**Given instruction**
Print out the material that follows word for word.

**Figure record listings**
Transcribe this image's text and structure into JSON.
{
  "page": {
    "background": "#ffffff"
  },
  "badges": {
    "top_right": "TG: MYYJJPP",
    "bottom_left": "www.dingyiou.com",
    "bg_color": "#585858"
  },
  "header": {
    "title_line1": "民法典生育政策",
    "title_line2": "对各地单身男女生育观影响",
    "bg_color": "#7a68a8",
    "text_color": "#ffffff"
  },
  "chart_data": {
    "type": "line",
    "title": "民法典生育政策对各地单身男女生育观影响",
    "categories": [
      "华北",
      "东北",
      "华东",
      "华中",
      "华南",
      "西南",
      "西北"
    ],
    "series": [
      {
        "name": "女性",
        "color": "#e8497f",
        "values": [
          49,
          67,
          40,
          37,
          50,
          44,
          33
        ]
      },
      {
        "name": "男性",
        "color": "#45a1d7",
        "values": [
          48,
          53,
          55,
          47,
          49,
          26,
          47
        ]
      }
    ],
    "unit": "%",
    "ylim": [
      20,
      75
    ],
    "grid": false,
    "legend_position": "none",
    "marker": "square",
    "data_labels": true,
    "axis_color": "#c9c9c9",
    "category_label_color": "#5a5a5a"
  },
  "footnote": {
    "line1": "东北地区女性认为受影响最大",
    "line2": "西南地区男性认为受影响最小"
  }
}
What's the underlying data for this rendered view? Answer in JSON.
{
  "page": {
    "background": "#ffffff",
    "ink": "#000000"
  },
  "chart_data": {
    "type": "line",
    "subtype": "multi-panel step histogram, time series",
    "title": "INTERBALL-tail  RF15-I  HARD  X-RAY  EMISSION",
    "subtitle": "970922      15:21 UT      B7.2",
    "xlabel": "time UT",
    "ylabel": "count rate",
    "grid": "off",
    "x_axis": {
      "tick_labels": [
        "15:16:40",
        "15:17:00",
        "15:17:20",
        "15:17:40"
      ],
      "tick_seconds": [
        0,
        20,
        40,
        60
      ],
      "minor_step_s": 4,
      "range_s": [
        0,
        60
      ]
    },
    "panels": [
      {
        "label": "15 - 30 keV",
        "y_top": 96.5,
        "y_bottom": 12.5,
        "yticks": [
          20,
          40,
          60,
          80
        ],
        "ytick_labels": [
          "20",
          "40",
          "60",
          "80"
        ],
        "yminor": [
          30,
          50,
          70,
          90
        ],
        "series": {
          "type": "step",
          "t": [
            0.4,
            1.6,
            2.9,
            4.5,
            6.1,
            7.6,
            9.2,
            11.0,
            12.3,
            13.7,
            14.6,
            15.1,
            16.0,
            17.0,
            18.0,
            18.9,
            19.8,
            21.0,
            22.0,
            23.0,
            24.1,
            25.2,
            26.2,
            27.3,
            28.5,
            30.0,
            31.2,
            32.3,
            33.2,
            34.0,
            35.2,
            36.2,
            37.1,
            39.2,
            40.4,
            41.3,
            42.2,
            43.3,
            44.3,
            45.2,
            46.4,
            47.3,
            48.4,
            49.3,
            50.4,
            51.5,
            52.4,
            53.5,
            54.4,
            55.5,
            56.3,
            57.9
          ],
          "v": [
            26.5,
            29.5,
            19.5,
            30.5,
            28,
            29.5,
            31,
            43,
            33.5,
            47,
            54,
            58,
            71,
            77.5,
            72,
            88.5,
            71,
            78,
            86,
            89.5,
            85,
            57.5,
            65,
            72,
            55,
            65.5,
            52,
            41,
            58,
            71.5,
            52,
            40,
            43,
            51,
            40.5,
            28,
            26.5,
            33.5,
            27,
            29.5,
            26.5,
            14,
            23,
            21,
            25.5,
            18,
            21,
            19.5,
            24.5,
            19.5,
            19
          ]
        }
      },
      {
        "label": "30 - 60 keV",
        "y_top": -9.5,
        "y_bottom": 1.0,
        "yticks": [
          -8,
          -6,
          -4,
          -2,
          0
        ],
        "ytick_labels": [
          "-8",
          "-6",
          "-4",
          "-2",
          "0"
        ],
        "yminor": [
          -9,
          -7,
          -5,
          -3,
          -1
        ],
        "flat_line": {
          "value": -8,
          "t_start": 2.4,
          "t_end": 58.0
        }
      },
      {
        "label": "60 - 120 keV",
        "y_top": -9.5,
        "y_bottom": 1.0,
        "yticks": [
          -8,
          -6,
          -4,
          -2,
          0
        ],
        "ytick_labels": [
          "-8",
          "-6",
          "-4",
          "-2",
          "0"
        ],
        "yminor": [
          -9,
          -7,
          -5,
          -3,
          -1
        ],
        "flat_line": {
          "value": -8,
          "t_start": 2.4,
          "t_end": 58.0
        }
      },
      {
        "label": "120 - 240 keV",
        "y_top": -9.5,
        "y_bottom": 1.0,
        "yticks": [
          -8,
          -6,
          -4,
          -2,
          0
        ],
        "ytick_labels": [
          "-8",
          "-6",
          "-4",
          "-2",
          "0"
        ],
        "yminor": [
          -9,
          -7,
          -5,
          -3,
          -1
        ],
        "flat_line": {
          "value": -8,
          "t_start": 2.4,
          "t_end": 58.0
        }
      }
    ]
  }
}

**Solved exercise**
Transcribe this image's text and structure into JSON.
{
  "page": {
    "background": "#ffffff"
  },
  "badges": {
    "top_right": "TG: MYYJJPP",
    "bottom_left": "www.dingyiou.com",
    "bg_color": "#585858"
  },
  "header": {
    "title_line1": "民法典生育政策",
    "title_line2": "对各地单身男女生育观影响",
    "bg_color": "#7a68a8",
    "text_color": "#ffffff"
  },
  "chart_data": {
    "type": "line",
    "title": "民法典生育政策对各地单身男女生育观影响",
    "categories": [
      "华北",
      "东北",
      "华东",
      "华中",
      "华南",
      "西南",
      "西北"
    ],
    "series": [
      {
        "name": "女性",
        "color": "#e8497f",
        "values": [
          49,
          67,
          40,
          37,
          50,
          44,
          33
        ]
      },
      {
        "name": "男性",
        "color": "#45a1d7",
        "values": [
          48,
          53,
          55,
          47,
          49,
          26,
          47
        ]
      }
    ],
    "unit": "%",
    "ylim": [
      20,
      75
    ],
    "grid": false,
    "legend_position": "none",
    "marker": "square",
    "data_labels": true,
    "axis_color": "#c9c9c9",
    "category_label_color": "#5a5a5a"
  },
  "footnote": {
    "line1": "东北地区女性认为受影响最大",
    "line2": "西南地区男性认为受影响最小"
  }
}
What's the underlying data for this rendered view? Answer in JSON.
{
  "page": {
    "background": "#ffffff",
    "ink": "#000000"
  },
  "chart_data": {
    "type": "line",
    "subtype": "multi-panel step histogram, time series",
    "title": "INTERBALL-tail  RF15-I  HARD  X-RAY  EMISSION",
    "subtitle": "970922      15:21 UT      B7.2",
    "xlabel": "time UT",
    "ylabel": "count rate",
    "grid": "off",
    "x_axis": {
      "tick_labels": [
        "15:16:40",
        "15:17:00",
        "15:17:20",
        "15:17:40"
      ],
      "tick_seconds": [
        0,
        20,
        40,
        60
      ],
      "minor_step_s": 4,
      "range_s": [
        0,
        60
      ]
    },
    "panels": [
      {
        "label": "15 - 30 keV",
        "y_top": 96.5,
        "y_bottom": 12.5,
        "yticks": [
          20,
          40,
          60,
          80
        ],
        "ytick_labels": [
          "20",
          "40",
          "60",
          "80"
        ],
        "yminor": [
          30,
          50,
          70,
          90
        ],
        "series": {
          "type": "step",
          "t": [
            0.4,
            1.6,
            2.9,
            4.5,
            6.1,
            7.6,
            9.2,
            11.0,
            12.3,
            13.7,
            14.6,
            15.1,
            16.0,
            17.0,
            18.0,
            18.9,
            19.8,
            21.0,
            22.0,
            23.0,
            24.1,
            25.2,
            26.2,
            27.3,
            28.5,
            30.0,
            31.2,
            32.3,
            33.2,
            34.0,
            35.2,
            36.2,
            37.1,
            39.2,
            40.4,
            41.3,
            42.2,
            43.3,
            44.3,
            45.2,
            46.4,
            47.3,
            48.4,
            49.3,
            50.4,
            51.5,
            52.4,
            53.5,
            54.4,
            55.5,
            56.3,
            57.9
          ],
          "v": [
            26.5,
            29.5,
            19.5,
            30.5,
            28,
            29.5,
            31,
            43,
            33.5,
            47,
            54,
            58,
            71,
            77.5,
            72,
            88.5,
            71,
            78,
            86,
            89.5,
            85,
            57.5,
            65,
            72,
            55,
            65.5,
            52,
            41,
            58,
            71.5,
            52,
            40,
            43,
            51,
            40.5,
            28,
            26.5,
            33.5,
            27,
            29.5,
            26.5,
            14,
            23,
            21,
            25.5,
            18,
            21,
            19.5,
            24.5,
            19.5,
            19
          ]
        }
      },
      {
        "label": "30 - 60 keV",
        "y_top": -9.5,
        "y_bottom": 1.0,
        "yticks": [
          -8,
          -6,
          -4,
          -2,
          0
        ],
        "ytick_labels": [
          "-8",
          "-6",
          "-4",
          "-2",
          "0"
        ],
        "yminor": [
          -9,
          -7,
          -5,
          -3,
          -1
        ],
        "flat_line": {
          "value": -8,
          "t_start": 2.4,
          "t_end": 58.0
        }
      },
      {
        "label": "60 - 120 keV",
        "y_top": -9.5,
        "y_bottom": 1.0,
        "yticks": [
          -8,
          -6,
          -4,
          -2,
          0
        ],
        "ytick_labels": [
          "-8",
          "-6",
          "-4",
          "-2",
          "0"
        ],
        "yminor": [
          -9,
          -7,
          -5,
          -3,
          -1
        ],
        "flat_line": {
          "value": -8,
          "t_start": 2.4,
          "t_end": 58.0
        }
      },
      {
        "label": "120 - 240 keV",
        "y_top": -9.5,
        "y_bottom": 1.0,
        "yticks": [
          -8,
          -6,
          -4,
          -2,
          0
        ],
        "ytick_labels": [
          "-8",
          "-6",
          "-4",
          "-2",
          "0"
        ],
        "yminor": [
          -9,
          -7,
          -5,
          -3,
          -1
        ],
        "flat_line": {
          "value": -8,
          "t_start": 2.4,
          "t_end": 58.0
        }
      }
    ]
  }
}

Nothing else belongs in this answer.